▶ **Estratto del testo**:

▽

Nel passato i circoli hanno segnato a fondo la storia e l’evoluzione della fotografia; oggi tutto appare diverso, e la situazione appena citata da te è davvero paradigmatica, anche se le attività significative non mancano. Qual è oggi il ruolo che sentite di svolgere oggi voi in quanto gruppo?
Ti ringrazio per questa bella domanda. Credo che per il nostro, come per gli altri gruppi, si tratti di un ruolo di nicchia. Oramai la diffusione e la cultura restano affidate alla miriade di riviste fotografiche su carta e virtuali, e alle istituzioni che sembrano svegliarsi dal troppo lungo letargo. A livello grandi mostre si fa ancora troppo poco, ma ci vuol pazienza. Non desta meraviglia che in Italia ancora non esista un museo permanente della fotografia, che potrebbe aver sedi diffuse sul territorio nelle così dette città d’arte?

△

▶ **Consegna 1**:
Rispondi in breve a queste domande sul brano dedicato ai circoli fotografici:
(a) Che cosa hanno segnato a fondo i circoli nel passato?
(b) A chi restano affidate oggi la diffusione e la cultura?
(c) Che cosa ancora non esiste in Italia?
▶ **Consegna 2**:
Riproduci parola per parola il passo del brano sui circoli fotografici che comincia con "Nel passato i" e finisce dopo "in quanto gruppo?".

▶ **Dati registrati**:
▽

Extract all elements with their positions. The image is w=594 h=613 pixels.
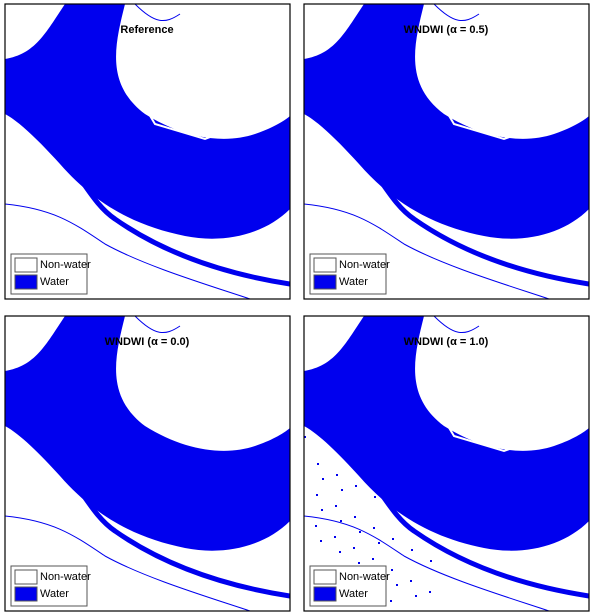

△

▶ **Risposta corretta 1**:
(a) La storia e l'evoluzione della fotografia.
(b) Alla miriade di riviste fotografiche su carta e virtuali, e alle istituzioni.
(c) Un museo permanente della fotografia.

▶ **Risposta corretta 2**:
Nel passato i circoli hanno segnato a fondo la storia e l’evoluzione della fotografia; oggi tutto appare diverso, e la situazione appena citata da te è davvero paradigmatica, anche se le attività significative non mancano. Qual è oggi il ruolo che sentite di svolgere oggi voi in quanto gruppo?